Objetivo declarado -> Organize todas as linhas dos itens abaixo como uma tabela Markdown com as colunas "Número" e "Linha do item", sem incluir as linhas em branco. Deixe as imagens fora da resposta.

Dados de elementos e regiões

◆ ◆ ◆ ◆ ◆ ◆ ◆

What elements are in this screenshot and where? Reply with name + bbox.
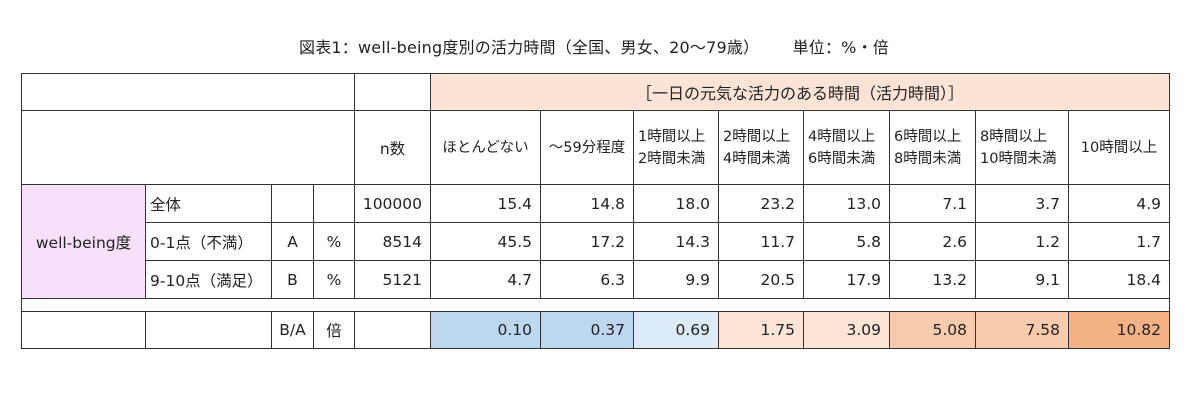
ratio-cell: 0.69 [633,311,719,349]
cell: 13.0 [803,184,890,223]
cell: 18.0 [633,184,719,223]
col-header-4: 4時間以上 6時間未満 [803,110,890,185]
row-code: B [271,260,314,299]
ratio-cell: 0.10 [430,311,541,349]
row-unit: % [313,222,355,261]
row-code: A [271,222,314,261]
cell: 9.1 [975,260,1069,299]
col-header-0: ほとんどない [430,110,541,185]
table-row: well-being度 全体 100000 15.4 14.8 18.0 23.… [21,184,1171,299]
table-row: 0-1点（不満） A % 8514 45.5 17.2 14.3 11.7 5.… [22,222,1171,261]
cell: 7.1 [889,184,976,223]
ratio-cell: 10.82 [1067,311,1171,349]
cell: 14.3 [633,222,719,261]
corner-cell [21,110,355,185]
cell: 3.7 [975,184,1069,223]
activity-time-table: ［一日の元気な活力のある時間（活力時間）］ n数 ほとんどない ～59分程度 1… [20,73,1171,349]
col-header-3: 2時間以上 4時間未満 [718,110,804,185]
cell: 5.8 [803,222,890,261]
corner-cell-top [21,73,355,111]
row-unit: % [313,260,355,299]
cell: 2.6 [889,222,976,261]
col-header-2: 1時間以上 2時間未満 [633,110,719,185]
figure-title: 図表1：well-being度別の活力時間（全国、男女、20～79歳） 単位：%… [0,34,1188,58]
title-main: 図表1：well-being度別の活力時間（全国、男女、20～79歳） [299,38,760,57]
cell: 4.9 [1067,184,1171,223]
ratio-code: B/A [271,311,314,349]
cell: 23.2 [718,184,804,223]
cell: 11.7 [718,222,804,261]
spacer-row [20,298,1171,312]
cell: 1.2 [975,222,1069,261]
cell: 9.9 [633,260,719,299]
col-header-5: 6時間以上 8時間未満 [889,110,976,185]
row-label: 9-10点（満足） [145,260,272,299]
n-header: n数 [354,110,431,185]
row-label: 0-1点（不満） [145,222,272,261]
ratio-blank [21,311,146,349]
group-label-wellbeing: well-being度 [21,184,146,299]
ratio-n-blank [354,311,431,349]
row-n: 8514 [354,222,431,261]
col-header-7: 10時間以上 [1067,110,1171,185]
cell: 18.4 [1067,260,1171,299]
cell: 17.9 [803,260,890,299]
ratio-unit: 倍 [313,311,355,349]
col-header-6: 8時間以上 10時間未満 [975,110,1069,185]
cell: 6.3 [540,260,634,299]
cell: 20.5 [718,260,804,299]
cell: 15.4 [430,184,541,223]
cell: 14.8 [540,184,634,223]
ratio-cell: 5.08 [889,311,976,349]
cell: 13.2 [889,260,976,299]
row-code [271,184,314,223]
row-n: 5121 [354,260,431,299]
row-unit [313,184,355,223]
ratio-cell: 0.37 [540,311,634,349]
title-unit: 単位：%・倍 [792,38,889,57]
n-header-top [354,73,431,111]
cell: 1.7 [1067,222,1171,261]
col-header-1: ～59分程度 [540,110,634,185]
ratio-cell: 7.58 [975,311,1069,349]
spacer-cell [20,298,1171,312]
ratio-cell: 3.09 [803,311,890,349]
cell: 4.7 [430,260,541,299]
ratio-cell: 1.75 [718,311,804,349]
table-row: 9-10点（満足） B % 5121 4.7 6.3 9.9 20.5 17.9… [22,260,1171,299]
row-label: 全体 [145,184,272,223]
ratio-row: B/A 倍 0.10 0.37 0.69 1.75 3.09 5.08 7.58… [21,311,1171,349]
ratio-blank [145,311,272,349]
row-n: 100000 [354,184,431,223]
cell: 17.2 [540,222,634,261]
activity-time-band: ［一日の元気な活力のある時間（活力時間）］ [429,73,1171,111]
cell: 45.5 [430,222,541,261]
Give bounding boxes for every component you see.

◆ ◆ ◆ ◆ ◆ ◆ ◆

Solução do problema ->
| Número | Linha do item |
|---|---|
| 1 | What elements are in this screenshot and where? Reply with name + bbox. |
| 2 | ratio-cell: 0.69 [633,311,719,349] |
| 3 | cell: 13.0 [803,184,890,223] |
| 4 | cell: 18.0 [633,184,719,223] |
| 5 | col-header-4: 4時間以上 6時間未満 [803,110,890,185] |
| 6 | row-code: B [271,260,314,299] |
| 7 | ratio-cell: 0.10 [430,311,541,349] |
| 8 | row-unit: % [313,222,355,261] |
| 9 | row-code: A [271,222,314,261] |
| 10 | cell: 9.1 [975,260,1069,299] |
| 11 | col-header-0: ほとんどない [430,110,541,185] |
| 12 | table-row: well-being度 全体 100000 15.4 14.8 18.0 23.… [21,184,1171,299] |
| 13 | table-row: 0-1点（不満） A % 8514 45.5 17.2 14.3 11.7 5.… [22,222,1171,261] |
| 14 | cell: 7.1 [889,184,976,223] |
| 15 | ratio-cell: 10.82 [1067,311,1171,349] |
| 16 | cell: 14.3 [633,222,719,261] |
| 17 | corner-cell [21,110,355,185] |
| 18 | cell: 3.7 [975,184,1069,223] |
| 19 | activity-time-table: ［一日の元気な活力のある時間（活力時間）］ n数 ほとんどない ～59分程度 1… [20,73,1171,349] |
| 20 | col-header-3: 2時間以上 4時間未満 [718,110,804,185] |
| 21 | cell: 5.8 [803,222,890,261] |
| 22 | corner-cell-top [21,73,355,111] |
| 23 | row-unit: % [313,260,355,299] |
| 24 | cell: 2.6 [889,222,976,261] |
| 25 | col-header-2: 1時間以上 2時間未満 [633,110,719,185] |
| 26 | figure-title: 図表1：well-being度別の活力時間（全国、男女、20～79歳） 単位：%… [0,34,1188,58] |
| 27 | title-main: 図表1：well-being度別の活力時間（全国、男女、20～79歳） [299,38,760,57] |
| 28 | cell: 4.9 [1067,184,1171,223] |
| 29 | ratio-code: B/A [271,311,314,349] |
| 30 | cell: 23.2 [718,184,804,223] |
| 31 | cell: 11.7 [718,222,804,261] |
| 32 | spacer-row [20,298,1171,312] |
| 33 | cell: 1.2 [975,222,1069,261] |
| 34 | cell: 9.9 [633,260,719,299] |
| 35 | col-header-5: 6時間以上 8時間未満 [889,110,976,185] |
| 36 | row-label: 9-10点（満足） [145,260,272,299] |
| 37 | n-header: n数 [354,110,431,185] |
| 38 | row-label: 0-1点（不満） [145,222,272,261] |
| 39 | ratio-blank [21,311,146,349] |
| 40 | group-label-wellbeing: well-being度 [21,184,146,299] |
| 41 | ratio-n-blank [354,311,431,349] |
| 42 | row-n: 8514 [354,222,431,261] |
| 43 | col-header-7: 10時間以上 [1067,110,1171,185] |
| 44 | cell: 18.4 [1067,260,1171,299] |
| 45 | cell: 17.9 [803,260,890,299] |
| 46 | ratio-unit: 倍 [313,311,355,349] |
| 47 | col-header-6: 8時間以上 10時間未満 [975,110,1069,185] |
| 48 | cell: 6.3 [540,260,634,299] |
| 49 | cell: 20.5 [718,260,804,299] |
| 50 | cell: 15.4 [430,184,541,223] |
| 51 | cell: 14.8 [540,184,634,223] |
| 52 | ratio-cell: 5.08 [889,311,976,349] |
| 53 | cell: 13.2 [889,260,976,299] |
| 54 | row-code [271,184,314,223] |
| 55 | row-n: 5121 [354,260,431,299] |
| 56 | row-unit [313,184,355,223] |
| 57 | ratio-cell: 0.37 [540,311,634,349] |
| 58 | title-unit: 単位：%・倍 [792,38,889,57] |
| 59 | n-header-top [354,73,431,111] |
| 60 | cell: 1.7 [1067,222,1171,261] |
| 61 | col-header-1: ～59分程度 [540,110,634,185] |
| 62 | ratio-cell: 7.58 [975,311,1069,349] |
| 63 | spacer-cell [20,298,1171,312] |
| 64 | ratio-cell: 3.09 [803,311,890,349] |
| 65 | cell: 4.7 [430,260,541,299] |
| 66 | ratio-cell: 1.75 [718,311,804,349] |
| 67 | table-row: 9-10点（満足） B % 5121 4.7 6.3 9.9 20.5 17.9… [22,260,1171,299] |
| 68 | row-label: 全体 [145,184,272,223] |
| 69 | ratio-row: B/A 倍 0.10 0.37 0.69 1.75 3.09 5.08 7.58… [21,311,1171,349] |
| 70 | ratio-blank [145,311,272,349] |
| 71 | row-n: 100000 [354,184,431,223] |
| 72 | cell: 17.2 [540,222,634,261] |
| 73 | activity-time-band: ［一日の元気な活力のある時間（活力時間）］ [429,73,1171,111] |
| 74 | cell: 45.5 [430,222,541,261] |
| 75 | Give bounding boxes for every component you see. |